#### Extracted data
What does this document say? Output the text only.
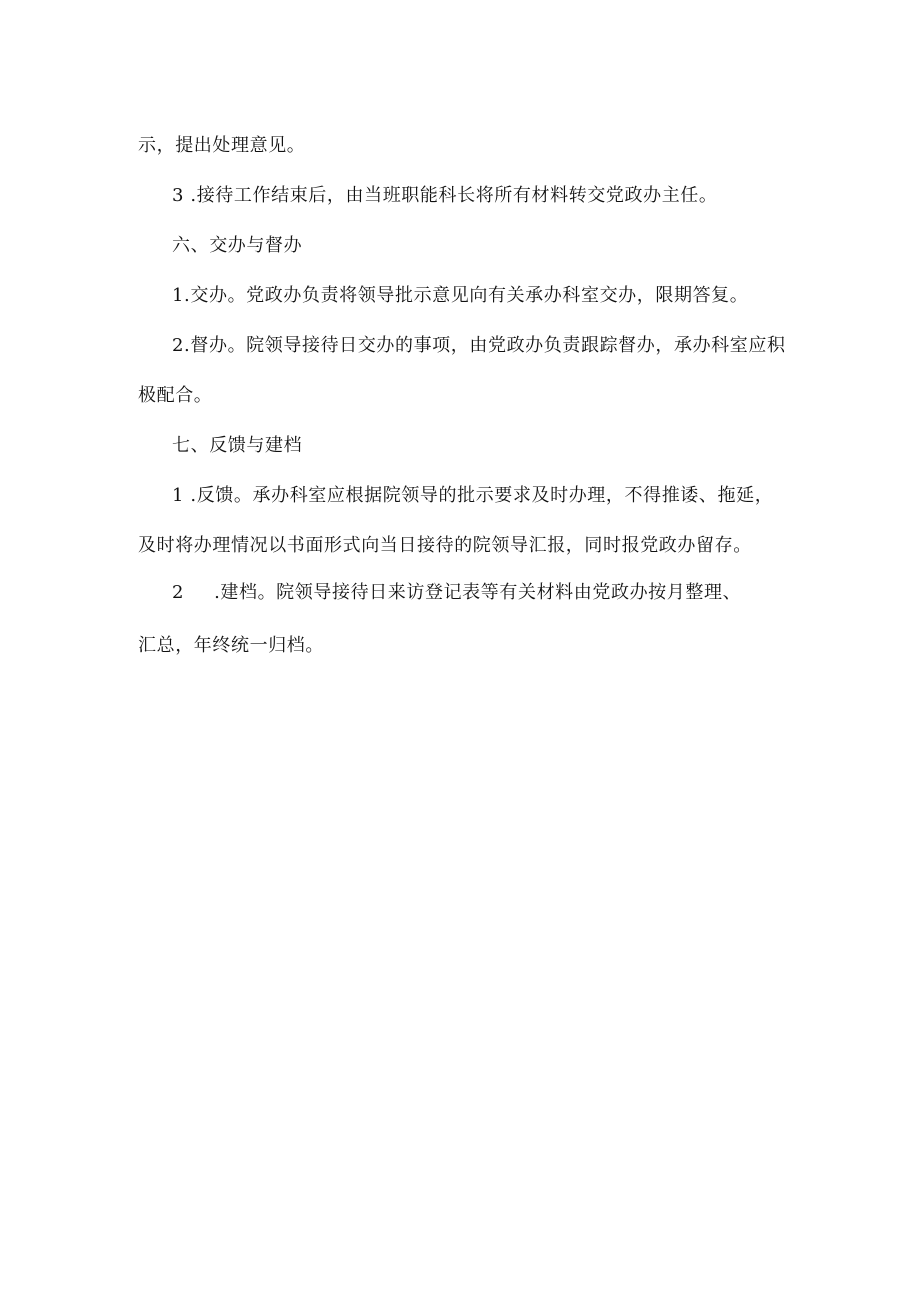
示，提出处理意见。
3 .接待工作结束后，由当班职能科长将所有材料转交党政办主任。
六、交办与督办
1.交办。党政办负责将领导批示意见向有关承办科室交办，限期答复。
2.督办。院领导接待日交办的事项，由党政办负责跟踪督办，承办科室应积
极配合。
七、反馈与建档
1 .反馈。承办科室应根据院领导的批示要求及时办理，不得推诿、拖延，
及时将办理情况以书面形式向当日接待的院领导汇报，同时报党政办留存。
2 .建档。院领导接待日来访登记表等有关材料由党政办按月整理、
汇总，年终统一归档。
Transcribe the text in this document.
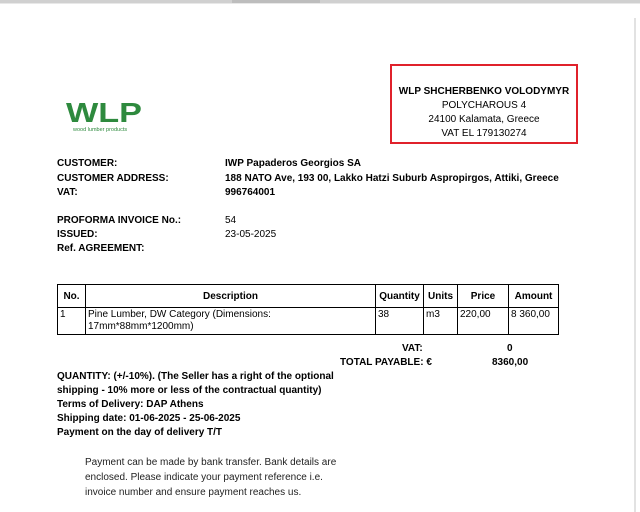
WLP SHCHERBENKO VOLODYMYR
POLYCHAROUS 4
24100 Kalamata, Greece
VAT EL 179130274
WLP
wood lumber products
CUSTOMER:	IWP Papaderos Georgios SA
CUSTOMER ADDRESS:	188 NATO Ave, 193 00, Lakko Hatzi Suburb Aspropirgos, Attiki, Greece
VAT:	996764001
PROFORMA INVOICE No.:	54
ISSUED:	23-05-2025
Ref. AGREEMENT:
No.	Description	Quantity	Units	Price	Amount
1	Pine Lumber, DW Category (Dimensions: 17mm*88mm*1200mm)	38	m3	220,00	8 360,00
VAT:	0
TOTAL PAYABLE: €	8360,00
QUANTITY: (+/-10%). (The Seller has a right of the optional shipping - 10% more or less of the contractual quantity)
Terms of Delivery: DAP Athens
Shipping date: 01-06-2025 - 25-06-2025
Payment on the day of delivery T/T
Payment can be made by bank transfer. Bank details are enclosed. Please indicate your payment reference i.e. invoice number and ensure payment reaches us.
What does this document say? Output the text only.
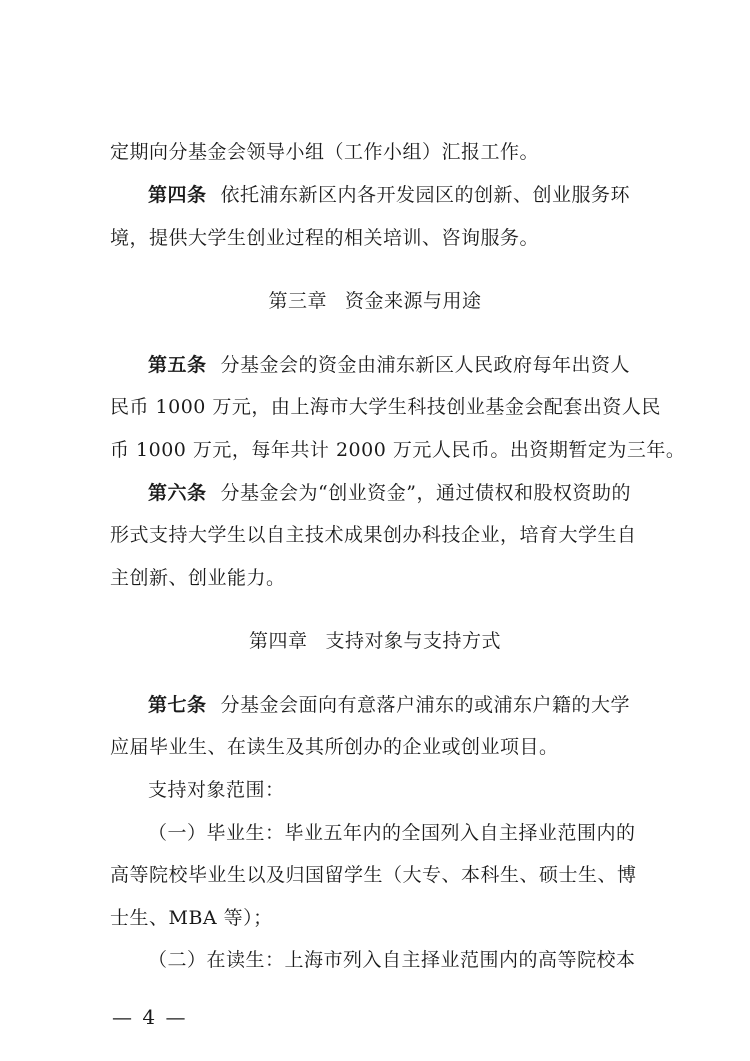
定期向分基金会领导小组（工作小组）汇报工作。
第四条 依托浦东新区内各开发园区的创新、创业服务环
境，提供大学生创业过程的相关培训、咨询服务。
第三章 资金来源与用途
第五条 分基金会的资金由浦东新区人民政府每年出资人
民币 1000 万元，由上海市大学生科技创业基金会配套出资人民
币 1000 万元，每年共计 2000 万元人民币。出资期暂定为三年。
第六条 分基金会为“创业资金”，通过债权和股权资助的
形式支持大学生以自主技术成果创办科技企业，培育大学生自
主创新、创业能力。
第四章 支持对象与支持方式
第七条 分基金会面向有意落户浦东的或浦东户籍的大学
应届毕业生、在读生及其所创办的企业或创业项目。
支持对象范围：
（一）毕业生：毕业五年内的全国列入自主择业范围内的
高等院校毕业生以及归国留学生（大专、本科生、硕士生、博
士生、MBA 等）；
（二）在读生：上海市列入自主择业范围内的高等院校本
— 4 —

#### Work to do
Count the lines in which the string "CUSTOMER" appears, then report only that figure.

#### Output for this exercise
2